Consigne a — Présentez en tableau Markdown les entrées qui commencent à la ligne contenant « avatar-image [16, 441, 52, 477] » et se terminent à la ligne contenant « reply-button[interactable]: 回复 [226, 567, 274, 602] », ces deux lignes comprises. Utilisez une colonne « N° » pour le numéro de rang et une colonne « Ligne » pour la ligne, sans les lignes vides.

··· Extrait choisi

L’enchaînement IIIa-Ia est une cadence sous-plagale au même titre que l’enchaînement III-I. Le qualificatif "sous plagale" nous indique que l’effet cadentiel [1] y est moindre encore que dans la cadence plagale, pourtant déjà faible. C’est la raison pour laquelle en composition, cet enchaînement sera peu employé comme fonction harmonique cadentielle. Mais il s’agit bien quand même d’une cadence, et nous pouvons l’utiliser en cours d’exercice d’harmonie pour accroître les possibilités d’enchainement, en évitant toutefois de l’utiliser en fin de parcours, puisqu’elle n’a qu’un très faible caractère conclusif.

Il faut garder en mémoire que c’est la relation entre les degrés qui détermine la cadence. La position ou le renversement des accords atténuent ou renforcent l’effet cadentiel mais ne la déterminent pas.

La cadence repose avant tout sur la relation des degrés à la tonique, au sein même du mode.

Historiquement d’ailleurs, l’élaboration d’accords sur les degrés du mode s’est produite dans un second temps. Les cadences structuraient déjà les antiennes [2] et les cantiques de plain-chant [3] bien avant que les premiers accords à 3 sons n’harmonisent une mélodie.

ENCHAINEMENTS CADENTIELS DANS LE MODE MAJEUR

La tonique est la position de repos dans le mode. A chaque fois qu’un degré effectue un retour à la tonique se produit un effet de repos, de détente. Selon les degrés et les modes, l’effet sera plus ou moins important. Dans notre mode majeur (ou son dérivé le mineur harmonique), nous le percevons dans les enchaînements harmoniques suivants (par ordre décroissant d’intensité) :

CADENCES CONCLUSIVES

  • V-I : cette relation produit l’effet conclusif le plus frappant, d’où le nom de cadence parfaite .

······
··· Matériel fourni

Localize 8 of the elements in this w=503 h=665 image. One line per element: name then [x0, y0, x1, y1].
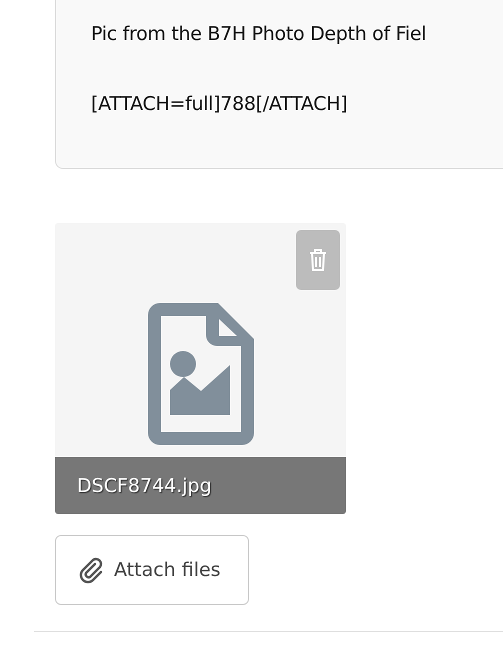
- editor-text: [ATTACH=full]788[/ATTACH]: [91, 92, 348, 116]
- file-name: DSCF8744.jpg: [55, 457, 346, 514]
- message-editor[interactable]: Pic from the B7H Photo Depth of Fiel [ATTACH=full]788[/ATTACH]: [55, 0, 503, 169]
- trash-icon: [307, 248, 329, 272]
- delete-button[interactable]: [296, 230, 340, 290]
- image-file-icon: [148, 303, 254, 445]
- attach-files-button[interactable]: Attach files: [55, 535, 249, 605]
- editor-text: Pic from the B7H Photo Depth of Fiel: [91, 22, 428, 46]
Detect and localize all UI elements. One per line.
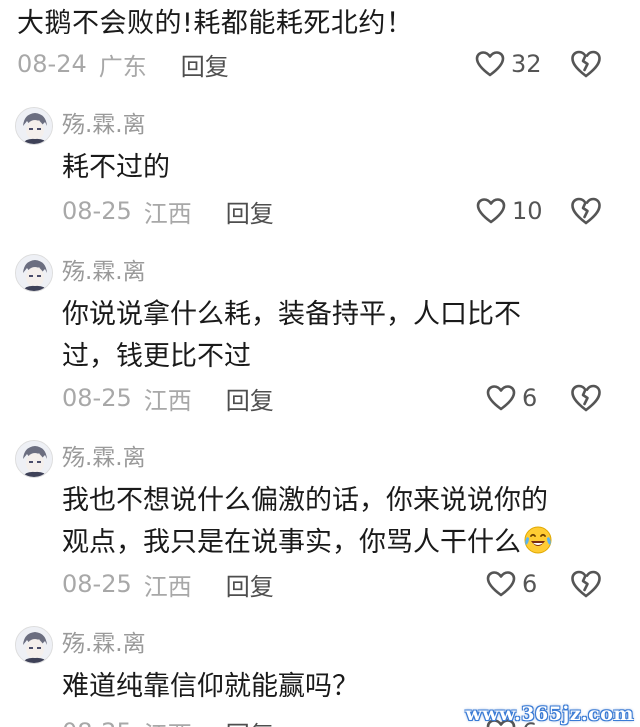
avatar-image [16, 441, 52, 477]
avatar-image [16, 108, 52, 144]
username[interactable]: 殇.霖.离 [62, 629, 146, 659]
avatar[interactable] [15, 107, 53, 145]
reply-date: 08-25 [62, 718, 132, 727]
broken-heart-icon[interactable] [570, 49, 602, 79]
crying-laughing-emoji [524, 526, 552, 554]
like-button[interactable]: 10 [476, 193, 543, 229]
reply-location: 江西 [143, 572, 192, 601]
reply-text-line: 你说说拿什么耗，装备持平，人口比不 [62, 299, 521, 330]
like-button[interactable]: 6 [486, 380, 537, 416]
broken-heart-icon[interactable] [570, 569, 602, 599]
reply-meta: 08-25 江西 回复 [62, 193, 274, 229]
reply-text: 我也不想说什么偏激的话，你来说说你的 观点，我只是在说事实，你骂人干什么 [62, 480, 602, 564]
comment-meta: 08-24 广东 回复 [17, 46, 229, 82]
reply-location: 江西 [144, 715, 192, 727]
reply-text: 难道纯靠信仰就能赢吗？ [62, 666, 602, 708]
reply-item: 殇.霖.离 你说说拿什么耗，装备持平，人口比不 过，钱更比不过 08-25 江西… [0, 250, 640, 420]
reply-text-line: 过，钱更比不过 [62, 341, 251, 372]
like-count: 6 [522, 570, 538, 598]
avatar-image [16, 255, 52, 291]
comment-text: 大鹅不会败的!耗都能耗死北约！ [17, 8, 414, 39]
watermark: www.365jz.com [465, 703, 634, 725]
username[interactable]: 殇.霖.离 [62, 257, 146, 287]
comment-location: 广东 [98, 52, 147, 81]
reply-text-line: 难道纯靠信仰就能赢吗？ [62, 671, 359, 702]
avatar[interactable] [15, 626, 53, 664]
avatar[interactable] [15, 254, 53, 292]
reply-button[interactable]: 回复 [181, 47, 229, 82]
reply-text-line: 我也不想说什么偏激的话，你来说说你的 [62, 485, 548, 516]
reply-text: 你说说拿什么耗，装备持平，人口比不 过，钱更比不过 [62, 294, 602, 378]
comment-date: 08-24 [17, 50, 87, 78]
reply-button[interactable]: 回复 [226, 194, 274, 229]
reply-location: 江西 [143, 386, 192, 415]
username[interactable]: 殇.霖.离 [62, 110, 146, 140]
avatar[interactable] [15, 440, 53, 478]
heart-outline-icon [486, 385, 516, 411]
reply-location: 江西 [143, 199, 192, 228]
reply-button[interactable]: 回复 [226, 567, 274, 602]
top-comment: 大鹅不会败的!耗都能耗死北约！ 08-24 广东 回复 32 [0, 0, 640, 92]
heart-outline-icon [486, 571, 516, 597]
reply-item: 殇.霖.离 耗不过的 08-25 江西 回复 10 [0, 103, 640, 238]
reply-date: 08-25 [62, 384, 132, 412]
reply-text-line: 耗不过的 [62, 152, 170, 183]
like-count: 6 [522, 384, 538, 412]
reply-text: 耗不过的 [62, 147, 602, 189]
reply-meta: 08-25 江西 回复 [62, 380, 274, 416]
reply-button[interactable]: 回复 [226, 381, 274, 416]
reply-text-line: 观点，我只是在说事实，你骂人干什么 [62, 522, 602, 564]
heart-outline-icon [476, 198, 506, 224]
reply-item: 殇.霖.离 我也不想说什么偏激的话，你来说说你的 观点，我只是在说事实，你骂人干… [0, 436, 640, 606]
reply-text-segment: 观点，我只是在说事实，你骂人干什么 [62, 527, 521, 558]
like-button[interactable]: 6 [486, 566, 537, 602]
reply-meta: 08-25 江西 回复 [62, 566, 274, 602]
reply-button[interactable]: 回复 [226, 715, 274, 727]
reply-meta: 08-25 江西 回复 [62, 714, 274, 727]
avatar-image [16, 627, 52, 663]
like-count: 32 [511, 50, 542, 78]
reply-date: 08-25 [62, 570, 132, 598]
reply-date: 08-25 [62, 197, 132, 225]
heart-outline-icon [475, 51, 505, 77]
like-button[interactable]: 32 [475, 46, 542, 82]
username[interactable]: 殇.霖.离 [62, 443, 146, 473]
broken-heart-icon[interactable] [570, 196, 602, 226]
like-count: 10 [512, 197, 543, 225]
broken-heart-icon[interactable] [570, 383, 602, 413]
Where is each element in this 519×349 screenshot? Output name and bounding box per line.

······

Consigne b — D'après l'extrait sur les cadences, qu'est-ce qui détermine la cadence ?

Réponse a —
| N° | Ligne |
|---|---|
| 1 | avatar-image [16, 441, 52, 477] |
| 2 | avatar-image [16, 108, 52, 144] |
| 3 | username[interactable]: 殇.霖.离 [62, 629, 146, 659] |
| 4 | avatar[interactable] [15, 107, 53, 145] |
| 5 | reply-date: 08-25 [62, 718, 132, 727] |
| 6 | broken-heart-icon[interactable] [570, 49, 602, 79] |
| 7 | crying-laughing-emoji [524, 526, 552, 554] |
| 8 | like-button[interactable]: 10 [476, 193, 543, 229] |
| 9 | reply-location: 江西 [143, 572, 192, 601] |
| 10 | reply-text-line: 你说说拿什么耗，装备持平，人口比不 [62, 299, 521, 330] |
| 11 | like-button[interactable]: 6 [486, 380, 537, 416] |
| 12 | broken-heart-icon[interactable] [570, 569, 602, 599] |
| 13 | reply-meta: 08-25 江西 回复 [62, 193, 274, 229] |
| 14 | reply-text: 我也不想说什么偏激的话，你来说说你的 观点，我只是在说事实，你骂人干什么 [62, 480, 602, 564] |
| 15 | comment-meta: 08-24 广东 回复 [17, 46, 229, 82] |
| 16 | reply-location: 江西 [144, 715, 192, 727] |
| 17 | reply-text: 难道纯靠信仰就能赢吗？ [62, 666, 602, 708] |
| 18 | reply-item: 殇.霖.离 你说说拿什么耗，装备持平，人口比不 过，钱更比不过 08-25 江西… [0, 250, 640, 420] |
| 19 | reply-text-line: 过，钱更比不过 [62, 341, 251, 372] |
| 20 | like-count: 6 [522, 570, 538, 598] |
| 21 | avatar-image [16, 255, 52, 291] |
| 22 | comment-text: 大鹅不会败的!耗都能耗死北约！ [17, 8, 414, 39] |
| 23 | watermark: www.365jz.com [465, 703, 634, 725] |
| 24 | username[interactable]: 殇.霖.离 [62, 257, 146, 287] |
| 25 | comment-location: 广东 [98, 52, 147, 81] |
| 26 | reply-text-line: 难道纯靠信仰就能赢吗？ [62, 671, 359, 702] |
| 27 | avatar[interactable] [15, 626, 53, 664] |
| 28 | avatar[interactable] [15, 254, 53, 292] |
| 29 | reply-button[interactable]: 回复 [181, 47, 229, 82] |
| 30 | reply-text-line: 我也不想说什么偏激的话，你来说说你的 [62, 485, 548, 516] |
| 31 | reply-text: 你说说拿什么耗，装备持平，人口比不 过，钱更比不过 [62, 294, 602, 378] |
| 32 | comment-date: 08-24 [17, 50, 87, 78] |
| 33 | reply-button[interactable]: 回复 [226, 194, 274, 229] |
| 34 | reply-location: 江西 [143, 386, 192, 415] |
| 35 | username[interactable]: 殇.霖.离 [62, 110, 146, 140] |
| 36 | avatar[interactable] [15, 440, 53, 478] |
| 37 | heart-outline-icon [486, 385, 516, 411] |
| 38 | reply-location: 江西 [143, 199, 192, 228] |
| 39 | reply-button[interactable]: 回复 [226, 567, 274, 602] |

Réponse b — C'est la relation entre les degrés qui détermine la cadence.